The heart of the Financial District is in the very small space where you can find the JP Morgan Bank, the building that once hosted the American government, the New York Stock Exchange (NYSE). These are all very interesting, but the best of them is the NYSE.
You should walk in and see what the NYSE is like from the inside. It has a sports field quality to it. In each team, the members wear the same color and compete against the other teams. It is hard to not take sides.
There are young boys in front of computer screens, buying and selling through a series of bizarre gestures. It is part of the culture. It also largely unnecessary, because most of their gestures are matched in the computer (to sometimes calamitous results, since a computer lacks any common sense -- this means that whenever there's a serious crash, like in 1987, it will go on as if nothing has happened).
But this ritual embodies a very powerful reminder of why societies are generally capitalistic. Capitalism has prevailed over most of the other economic systems because, in the end, it boils down to a buyer and a seller agreeing on a price. Marxism, which is much more rational, failed because it lacked that simplicity. Things didn't have prices and therefore it was impossible to know what people wanted.
Wall Street is the economic center of the world because it sets the prices of everything. Including money itself. The Federal Reserve in Washington, the central banks at Frankfurt and the Tokyo operators settle for an interest rate based on the activity, moods and hysterics that Wall Street goes through every day.

= WHAT THE TASK ASKS =
Can you repeat word for word the stretch of the Financial District text from "You should walk" through "not take sides."? Rely only on the Financial District text, not on the data.

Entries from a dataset
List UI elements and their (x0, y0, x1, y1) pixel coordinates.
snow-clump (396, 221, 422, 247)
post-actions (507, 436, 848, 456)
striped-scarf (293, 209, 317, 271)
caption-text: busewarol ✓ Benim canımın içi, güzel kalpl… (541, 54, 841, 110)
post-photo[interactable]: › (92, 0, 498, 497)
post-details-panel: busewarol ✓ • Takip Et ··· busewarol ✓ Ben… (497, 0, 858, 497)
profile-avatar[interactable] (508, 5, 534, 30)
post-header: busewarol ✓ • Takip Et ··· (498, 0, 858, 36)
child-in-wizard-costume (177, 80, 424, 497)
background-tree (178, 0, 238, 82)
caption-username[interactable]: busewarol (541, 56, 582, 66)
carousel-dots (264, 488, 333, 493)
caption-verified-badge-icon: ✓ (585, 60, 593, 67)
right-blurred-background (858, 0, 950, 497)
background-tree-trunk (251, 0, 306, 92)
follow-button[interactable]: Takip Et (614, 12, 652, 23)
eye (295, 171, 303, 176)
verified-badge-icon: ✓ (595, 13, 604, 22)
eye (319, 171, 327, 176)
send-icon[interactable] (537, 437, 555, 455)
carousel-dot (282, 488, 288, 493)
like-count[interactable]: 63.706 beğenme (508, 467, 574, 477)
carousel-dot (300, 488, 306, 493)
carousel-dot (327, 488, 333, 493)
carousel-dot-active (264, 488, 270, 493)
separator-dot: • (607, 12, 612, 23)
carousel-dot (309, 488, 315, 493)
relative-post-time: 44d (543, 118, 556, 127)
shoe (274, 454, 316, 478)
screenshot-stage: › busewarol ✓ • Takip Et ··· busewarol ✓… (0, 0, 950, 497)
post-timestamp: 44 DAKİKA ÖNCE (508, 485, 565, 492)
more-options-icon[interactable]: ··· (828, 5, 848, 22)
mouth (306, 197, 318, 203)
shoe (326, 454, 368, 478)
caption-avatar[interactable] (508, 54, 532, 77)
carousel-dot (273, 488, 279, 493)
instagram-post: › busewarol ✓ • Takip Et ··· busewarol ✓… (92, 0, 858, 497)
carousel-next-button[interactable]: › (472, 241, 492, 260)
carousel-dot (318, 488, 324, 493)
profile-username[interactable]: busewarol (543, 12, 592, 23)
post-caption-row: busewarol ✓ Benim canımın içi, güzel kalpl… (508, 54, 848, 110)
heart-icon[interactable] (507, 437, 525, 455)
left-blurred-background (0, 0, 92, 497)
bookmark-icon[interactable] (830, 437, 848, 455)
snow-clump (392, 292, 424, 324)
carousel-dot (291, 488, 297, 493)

= RESULT OF THIS TASK =
You should walk in and see what the NYSE is like from the inside. It has a sports field quality to it. In each team, the members wear the same color and compete against the other teams. It is hard to not take sides.